§ **Aim of the exercise**
Reproduce all the entries precisely.

(Figure dataset records)
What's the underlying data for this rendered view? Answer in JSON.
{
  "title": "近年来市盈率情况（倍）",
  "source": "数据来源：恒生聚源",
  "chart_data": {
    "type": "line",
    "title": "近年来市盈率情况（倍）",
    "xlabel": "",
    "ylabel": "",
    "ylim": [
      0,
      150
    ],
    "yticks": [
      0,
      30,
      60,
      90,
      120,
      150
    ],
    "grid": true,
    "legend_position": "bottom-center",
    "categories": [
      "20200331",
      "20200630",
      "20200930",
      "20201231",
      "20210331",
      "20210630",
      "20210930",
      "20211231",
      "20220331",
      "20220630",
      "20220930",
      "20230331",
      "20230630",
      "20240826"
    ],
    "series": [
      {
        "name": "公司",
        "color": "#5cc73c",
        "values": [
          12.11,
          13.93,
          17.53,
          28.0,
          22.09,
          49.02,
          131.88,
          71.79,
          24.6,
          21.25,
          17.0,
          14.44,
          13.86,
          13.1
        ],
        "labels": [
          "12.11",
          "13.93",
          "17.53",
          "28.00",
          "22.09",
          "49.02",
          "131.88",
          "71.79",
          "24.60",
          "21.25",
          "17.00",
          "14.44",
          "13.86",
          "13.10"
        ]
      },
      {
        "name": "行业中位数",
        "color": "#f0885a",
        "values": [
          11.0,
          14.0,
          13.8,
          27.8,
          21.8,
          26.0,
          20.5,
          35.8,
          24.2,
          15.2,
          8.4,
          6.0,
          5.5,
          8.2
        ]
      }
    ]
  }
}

§ **Written response**
What's the underlying data for this rendered view? Answer in JSON.
{
  "title": "近年来市盈率情况（倍）",
  "source": "数据来源：恒生聚源",
  "chart_data": {
    "type": "line",
    "title": "近年来市盈率情况（倍）",
    "xlabel": "",
    "ylabel": "",
    "ylim": [
      0,
      150
    ],
    "yticks": [
      0,
      30,
      60,
      90,
      120,
      150
    ],
    "grid": true,
    "legend_position": "bottom-center",
    "categories": [
      "20200331",
      "20200630",
      "20200930",
      "20201231",
      "20210331",
      "20210630",
      "20210930",
      "20211231",
      "20220331",
      "20220630",
      "20220930",
      "20230331",
      "20230630",
      "20240826"
    ],
    "series": [
      {
        "name": "公司",
        "color": "#5cc73c",
        "values": [
          12.11,
          13.93,
          17.53,
          28.0,
          22.09,
          49.02,
          131.88,
          71.79,
          24.6,
          21.25,
          17.0,
          14.44,
          13.86,
          13.1
        ],
        "labels": [
          "12.11",
          "13.93",
          "17.53",
          "28.00",
          "22.09",
          "49.02",
          "131.88",
          "71.79",
          "24.60",
          "21.25",
          "17.00",
          "14.44",
          "13.86",
          "13.10"
        ]
      },
      {
        "name": "行业中位数",
        "color": "#f0885a",
        "values": [
          11.0,
          14.0,
          13.8,
          27.8,
          21.8,
          26.0,
          20.5,
          35.8,
          24.2,
          15.2,
          8.4,
          6.0,
          5.5,
          8.2
        ]
      }
    ]
  }
}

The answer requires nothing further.